Despite these hurdles, V4 represents a significant architectural pivot. Schneider highlights that the model uses a domain-specific language called TileLang rather than Nvidia's CUDA, allowing it to run on various domestic hardware like Cambricon and Biren. "V4 is, from top to bottom, a model designed for domestic chips," Schneider observes, calling it a "reality forced into being by this computing power struggle." This is a crucial distinction: the model isn't just a technical achievement; it is a geopolitical necessity born of supply chain constraints.
"The computing power game is, in many ways, a top-level geopolitical game."
The author contextualizes this struggle by referencing the sheer scale of the deficit. While Huawei plans to ship 750,000 Ascend 950 chips this year, Schneider points out that this volume equals "just one week of quality-adjusted American chip production." This comparison drives home the severity of the bottleneck. The piece also draws a parallel to the history of the MIT License and the open-source movement, noting that while DeepSeek released V4 under the permissive MIT license, the underlying hardware constraints may limit its global impact compared to US models running on next-generation Blackwell chips.

# [EXERCISE DETAILS]
Carry on the passage about DeepSeek's V4 model and China's chip constraints from the point where it stops. The rows that come after the text are separate material and not part of it.

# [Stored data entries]
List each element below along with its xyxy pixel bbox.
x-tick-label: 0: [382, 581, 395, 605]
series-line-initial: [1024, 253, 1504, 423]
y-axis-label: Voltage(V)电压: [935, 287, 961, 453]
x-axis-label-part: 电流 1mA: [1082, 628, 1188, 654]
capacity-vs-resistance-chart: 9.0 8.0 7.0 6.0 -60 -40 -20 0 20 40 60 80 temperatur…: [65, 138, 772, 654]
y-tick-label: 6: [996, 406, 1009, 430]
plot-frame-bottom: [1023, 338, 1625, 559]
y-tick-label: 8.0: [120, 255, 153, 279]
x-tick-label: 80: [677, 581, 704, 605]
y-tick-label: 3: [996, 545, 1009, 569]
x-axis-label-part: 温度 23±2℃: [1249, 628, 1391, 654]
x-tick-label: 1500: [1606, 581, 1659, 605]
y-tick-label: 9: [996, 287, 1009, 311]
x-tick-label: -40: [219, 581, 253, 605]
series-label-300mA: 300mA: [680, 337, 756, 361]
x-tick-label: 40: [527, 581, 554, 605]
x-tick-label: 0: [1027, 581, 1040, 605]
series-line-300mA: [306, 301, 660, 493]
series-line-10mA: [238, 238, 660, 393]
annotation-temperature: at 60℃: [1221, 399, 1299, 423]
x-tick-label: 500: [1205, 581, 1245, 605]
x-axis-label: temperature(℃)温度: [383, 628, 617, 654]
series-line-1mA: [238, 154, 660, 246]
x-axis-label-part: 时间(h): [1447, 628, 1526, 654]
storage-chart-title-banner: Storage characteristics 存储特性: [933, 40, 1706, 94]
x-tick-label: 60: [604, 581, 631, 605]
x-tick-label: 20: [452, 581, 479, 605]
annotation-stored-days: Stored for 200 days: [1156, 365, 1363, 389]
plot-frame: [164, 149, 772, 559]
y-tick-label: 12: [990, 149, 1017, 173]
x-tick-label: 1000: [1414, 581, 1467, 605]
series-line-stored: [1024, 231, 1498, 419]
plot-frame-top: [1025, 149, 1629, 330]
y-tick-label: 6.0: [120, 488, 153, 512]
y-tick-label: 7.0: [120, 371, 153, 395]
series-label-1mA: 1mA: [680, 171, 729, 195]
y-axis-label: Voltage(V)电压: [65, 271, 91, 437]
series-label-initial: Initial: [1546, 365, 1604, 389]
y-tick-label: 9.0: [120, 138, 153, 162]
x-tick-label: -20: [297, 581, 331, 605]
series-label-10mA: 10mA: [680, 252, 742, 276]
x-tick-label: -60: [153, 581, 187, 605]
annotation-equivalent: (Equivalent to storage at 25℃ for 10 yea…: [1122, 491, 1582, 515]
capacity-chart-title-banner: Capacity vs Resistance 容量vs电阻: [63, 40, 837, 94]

# [RESPONSE FOR THIS EXERCISE]
The Price of Access
Beyond the technical and political, Schneider explores the human element of AI access. The "DeepSeek moment" initially offered Chinese users affordable access to frontier models, a stark contrast to the restricted access of American labs. However, as the industry matures, the cost of tokens is rising, creating a new form of exclusion. Schneider cites a recent cultural shift, referencing a 2017 article "The People Long for Zhou Hongyi" and its 2026 sequel, "The People Long for DeepSeek."
The new article critiques the industry's push for "token anxiety," where companies aggressively encourage usage to drive revenue. Schneider writes, "When token usage costs can't be brought down... aggressively pushing token consumption — even tying it to performance reviews — amounts to manufacturing token anxiety." This critique resonates with the broader theme of the piece: the tension between technological ambition and the economic reality of sustaining it.
"Calling it manufacturing AI anxiety wouldn't be an overstatement either."
This observation challenges the narrative of AI as a democratizing force. If the cost of inference remains high, the benefits of these models will be concentrated among those who can afford them, mirroring the monopolistic trends of the past. Schneider suggests that while DeepSeek's symbolism persists, its ability to provide affordable, high-quality access is diminishing as the "golden age" of open, low-cost AI gives way to a more expensive, commercialized future.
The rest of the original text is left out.